━━ Stored records

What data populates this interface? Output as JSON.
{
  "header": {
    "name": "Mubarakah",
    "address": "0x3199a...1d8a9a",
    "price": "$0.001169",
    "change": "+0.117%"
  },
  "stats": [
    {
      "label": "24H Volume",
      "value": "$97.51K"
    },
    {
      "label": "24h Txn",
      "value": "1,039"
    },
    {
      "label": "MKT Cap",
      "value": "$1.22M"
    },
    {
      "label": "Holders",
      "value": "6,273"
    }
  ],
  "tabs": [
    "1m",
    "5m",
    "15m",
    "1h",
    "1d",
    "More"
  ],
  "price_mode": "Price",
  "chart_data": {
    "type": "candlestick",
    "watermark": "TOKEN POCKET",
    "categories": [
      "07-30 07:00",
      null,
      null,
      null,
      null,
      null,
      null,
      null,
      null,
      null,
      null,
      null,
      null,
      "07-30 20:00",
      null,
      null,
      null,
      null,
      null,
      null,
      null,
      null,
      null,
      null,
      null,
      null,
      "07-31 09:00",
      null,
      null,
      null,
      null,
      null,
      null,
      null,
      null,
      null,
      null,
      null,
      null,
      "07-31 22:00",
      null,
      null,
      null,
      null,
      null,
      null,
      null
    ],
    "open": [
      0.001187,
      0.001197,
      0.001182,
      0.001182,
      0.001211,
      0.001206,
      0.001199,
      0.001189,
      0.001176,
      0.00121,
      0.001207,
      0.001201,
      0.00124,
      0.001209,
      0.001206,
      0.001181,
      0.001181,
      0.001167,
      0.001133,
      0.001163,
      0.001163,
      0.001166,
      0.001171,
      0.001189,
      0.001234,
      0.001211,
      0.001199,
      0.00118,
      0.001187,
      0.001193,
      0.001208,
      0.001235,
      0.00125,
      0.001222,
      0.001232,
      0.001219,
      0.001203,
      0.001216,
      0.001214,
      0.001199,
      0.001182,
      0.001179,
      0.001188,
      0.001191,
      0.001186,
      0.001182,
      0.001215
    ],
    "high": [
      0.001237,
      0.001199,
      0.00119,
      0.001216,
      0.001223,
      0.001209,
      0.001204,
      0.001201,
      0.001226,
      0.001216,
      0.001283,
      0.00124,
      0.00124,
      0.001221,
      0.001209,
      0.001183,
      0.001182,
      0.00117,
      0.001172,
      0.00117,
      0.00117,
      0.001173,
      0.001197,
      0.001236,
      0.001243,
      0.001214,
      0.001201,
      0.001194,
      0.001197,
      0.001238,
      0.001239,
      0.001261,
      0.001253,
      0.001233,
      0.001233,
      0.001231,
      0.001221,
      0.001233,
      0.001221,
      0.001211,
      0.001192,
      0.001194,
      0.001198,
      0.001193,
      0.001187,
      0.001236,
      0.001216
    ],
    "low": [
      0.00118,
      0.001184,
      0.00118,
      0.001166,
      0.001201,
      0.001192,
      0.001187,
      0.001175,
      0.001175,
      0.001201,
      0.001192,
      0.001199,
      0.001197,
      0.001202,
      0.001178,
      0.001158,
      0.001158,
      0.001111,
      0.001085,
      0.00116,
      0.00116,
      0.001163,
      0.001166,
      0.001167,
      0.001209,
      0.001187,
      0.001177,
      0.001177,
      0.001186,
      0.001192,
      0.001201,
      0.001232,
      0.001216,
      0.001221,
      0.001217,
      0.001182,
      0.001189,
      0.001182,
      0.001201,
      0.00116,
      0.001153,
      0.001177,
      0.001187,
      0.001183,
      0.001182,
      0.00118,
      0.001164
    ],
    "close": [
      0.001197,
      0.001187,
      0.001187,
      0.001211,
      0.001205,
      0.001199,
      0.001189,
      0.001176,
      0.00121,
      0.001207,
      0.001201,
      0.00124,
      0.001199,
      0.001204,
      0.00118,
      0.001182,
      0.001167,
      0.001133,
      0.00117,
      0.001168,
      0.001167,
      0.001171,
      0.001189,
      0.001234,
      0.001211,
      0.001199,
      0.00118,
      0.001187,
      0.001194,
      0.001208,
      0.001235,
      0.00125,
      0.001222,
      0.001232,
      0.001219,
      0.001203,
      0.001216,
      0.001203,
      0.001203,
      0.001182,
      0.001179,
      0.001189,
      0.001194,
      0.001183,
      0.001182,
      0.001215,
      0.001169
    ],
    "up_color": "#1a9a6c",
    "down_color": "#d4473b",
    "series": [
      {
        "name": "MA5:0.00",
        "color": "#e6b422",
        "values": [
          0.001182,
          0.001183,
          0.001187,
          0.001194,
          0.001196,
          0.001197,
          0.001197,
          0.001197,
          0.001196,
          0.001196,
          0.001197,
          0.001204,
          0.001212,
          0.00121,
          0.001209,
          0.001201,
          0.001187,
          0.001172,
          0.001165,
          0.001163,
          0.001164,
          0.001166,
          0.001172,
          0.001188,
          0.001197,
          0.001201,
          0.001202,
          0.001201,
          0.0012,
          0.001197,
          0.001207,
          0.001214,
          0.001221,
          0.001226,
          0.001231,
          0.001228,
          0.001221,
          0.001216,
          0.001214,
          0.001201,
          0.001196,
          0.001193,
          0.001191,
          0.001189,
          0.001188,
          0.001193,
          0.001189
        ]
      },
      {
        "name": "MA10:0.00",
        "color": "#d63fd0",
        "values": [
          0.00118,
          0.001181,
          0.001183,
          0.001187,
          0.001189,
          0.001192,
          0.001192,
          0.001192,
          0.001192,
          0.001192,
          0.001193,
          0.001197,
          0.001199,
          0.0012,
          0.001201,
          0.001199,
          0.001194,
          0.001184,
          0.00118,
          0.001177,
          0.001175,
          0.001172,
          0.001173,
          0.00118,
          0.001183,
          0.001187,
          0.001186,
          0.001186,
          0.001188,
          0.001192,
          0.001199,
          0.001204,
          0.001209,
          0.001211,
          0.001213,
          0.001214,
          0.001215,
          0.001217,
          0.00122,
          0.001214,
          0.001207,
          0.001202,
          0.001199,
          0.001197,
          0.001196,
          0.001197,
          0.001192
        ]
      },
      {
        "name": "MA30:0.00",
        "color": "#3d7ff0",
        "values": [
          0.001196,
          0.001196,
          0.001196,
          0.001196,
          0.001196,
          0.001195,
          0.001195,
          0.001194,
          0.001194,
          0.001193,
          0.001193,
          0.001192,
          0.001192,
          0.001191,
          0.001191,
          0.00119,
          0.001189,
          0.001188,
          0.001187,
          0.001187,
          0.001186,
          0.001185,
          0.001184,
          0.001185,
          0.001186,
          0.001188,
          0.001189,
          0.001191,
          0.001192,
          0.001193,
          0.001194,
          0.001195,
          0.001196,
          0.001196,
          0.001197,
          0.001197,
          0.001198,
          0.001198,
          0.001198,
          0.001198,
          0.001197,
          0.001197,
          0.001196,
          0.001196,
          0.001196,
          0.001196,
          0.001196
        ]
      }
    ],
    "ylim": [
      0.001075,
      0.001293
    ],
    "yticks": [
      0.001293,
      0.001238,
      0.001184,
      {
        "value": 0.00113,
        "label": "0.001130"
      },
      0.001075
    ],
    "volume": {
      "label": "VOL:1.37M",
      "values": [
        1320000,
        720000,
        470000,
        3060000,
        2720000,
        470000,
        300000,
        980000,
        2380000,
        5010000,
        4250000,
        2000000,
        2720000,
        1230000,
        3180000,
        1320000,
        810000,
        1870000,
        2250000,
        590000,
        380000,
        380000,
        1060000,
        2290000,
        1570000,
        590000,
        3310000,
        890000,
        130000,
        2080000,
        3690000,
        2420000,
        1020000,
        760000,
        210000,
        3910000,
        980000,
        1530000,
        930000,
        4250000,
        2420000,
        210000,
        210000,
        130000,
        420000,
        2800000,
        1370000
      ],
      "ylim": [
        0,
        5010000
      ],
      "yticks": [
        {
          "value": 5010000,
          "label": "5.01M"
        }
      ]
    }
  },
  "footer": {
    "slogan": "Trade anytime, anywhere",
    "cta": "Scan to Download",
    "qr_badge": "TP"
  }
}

━━━━

### Brief
Find the lines that include the string "label", then copy each of them.

### Written response
      "label": "24H Volume",
      "label": "24h Txn",
      "label": "MKT Cap",
      "label": "Holders",
        "label": "0.001130"
      "label": "VOL:1.37M",
          "label": "5.01M"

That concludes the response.